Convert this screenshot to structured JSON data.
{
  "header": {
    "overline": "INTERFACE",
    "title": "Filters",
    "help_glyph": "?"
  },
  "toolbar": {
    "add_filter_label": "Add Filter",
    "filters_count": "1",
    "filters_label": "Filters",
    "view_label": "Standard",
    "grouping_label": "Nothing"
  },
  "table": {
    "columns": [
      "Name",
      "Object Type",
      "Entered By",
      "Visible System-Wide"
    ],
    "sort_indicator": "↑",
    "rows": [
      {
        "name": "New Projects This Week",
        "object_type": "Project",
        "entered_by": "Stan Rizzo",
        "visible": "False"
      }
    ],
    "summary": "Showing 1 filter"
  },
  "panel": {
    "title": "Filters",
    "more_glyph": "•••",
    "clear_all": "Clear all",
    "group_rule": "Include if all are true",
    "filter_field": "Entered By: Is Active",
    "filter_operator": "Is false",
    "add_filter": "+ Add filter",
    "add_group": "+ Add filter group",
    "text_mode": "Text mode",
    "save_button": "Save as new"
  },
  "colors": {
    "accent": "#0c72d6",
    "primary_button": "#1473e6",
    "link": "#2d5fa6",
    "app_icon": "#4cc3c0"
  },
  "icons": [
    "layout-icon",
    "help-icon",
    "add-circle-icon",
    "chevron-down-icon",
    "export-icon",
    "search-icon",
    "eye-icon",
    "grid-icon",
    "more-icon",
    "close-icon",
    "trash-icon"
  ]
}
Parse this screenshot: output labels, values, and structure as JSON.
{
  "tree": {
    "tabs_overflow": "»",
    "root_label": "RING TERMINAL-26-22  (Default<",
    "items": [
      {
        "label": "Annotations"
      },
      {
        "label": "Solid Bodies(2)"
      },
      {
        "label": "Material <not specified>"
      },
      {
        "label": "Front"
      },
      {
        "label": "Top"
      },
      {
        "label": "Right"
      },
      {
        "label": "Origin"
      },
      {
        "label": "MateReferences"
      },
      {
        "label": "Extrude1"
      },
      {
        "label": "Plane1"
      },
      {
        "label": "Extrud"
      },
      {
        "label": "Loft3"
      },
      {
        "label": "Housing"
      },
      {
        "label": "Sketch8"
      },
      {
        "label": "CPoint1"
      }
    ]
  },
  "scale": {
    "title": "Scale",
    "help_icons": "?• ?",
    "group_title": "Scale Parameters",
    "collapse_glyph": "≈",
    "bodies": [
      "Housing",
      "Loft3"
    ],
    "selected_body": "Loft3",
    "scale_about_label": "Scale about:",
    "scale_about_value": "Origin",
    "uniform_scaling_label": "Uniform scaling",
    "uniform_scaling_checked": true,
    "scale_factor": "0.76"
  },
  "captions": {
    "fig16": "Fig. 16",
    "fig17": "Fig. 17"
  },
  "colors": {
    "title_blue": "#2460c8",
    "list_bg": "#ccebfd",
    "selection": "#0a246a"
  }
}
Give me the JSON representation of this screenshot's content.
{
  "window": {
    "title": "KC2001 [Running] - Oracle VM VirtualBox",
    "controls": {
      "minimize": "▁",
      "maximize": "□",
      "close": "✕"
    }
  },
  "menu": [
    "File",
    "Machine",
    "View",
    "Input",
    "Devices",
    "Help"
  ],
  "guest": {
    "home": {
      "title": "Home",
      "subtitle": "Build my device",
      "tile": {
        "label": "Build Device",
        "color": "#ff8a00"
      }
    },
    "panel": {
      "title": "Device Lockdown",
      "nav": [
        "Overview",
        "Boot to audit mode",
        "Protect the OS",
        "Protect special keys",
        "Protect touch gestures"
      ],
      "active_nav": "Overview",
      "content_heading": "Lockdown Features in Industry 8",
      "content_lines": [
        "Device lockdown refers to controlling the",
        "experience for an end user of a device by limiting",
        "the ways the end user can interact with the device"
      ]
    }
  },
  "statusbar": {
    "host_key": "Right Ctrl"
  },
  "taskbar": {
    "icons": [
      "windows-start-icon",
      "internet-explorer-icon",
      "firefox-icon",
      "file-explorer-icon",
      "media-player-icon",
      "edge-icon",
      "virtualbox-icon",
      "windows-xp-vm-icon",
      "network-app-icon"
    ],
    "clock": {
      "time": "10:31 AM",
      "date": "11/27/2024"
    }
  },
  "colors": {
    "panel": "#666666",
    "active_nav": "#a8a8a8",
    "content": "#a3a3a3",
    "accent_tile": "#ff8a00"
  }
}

Stated problem: Above are the records; copy every line in them that holds the word "Build".

In response:
      "subtitle": "Build my device",
        "label": "Build Device",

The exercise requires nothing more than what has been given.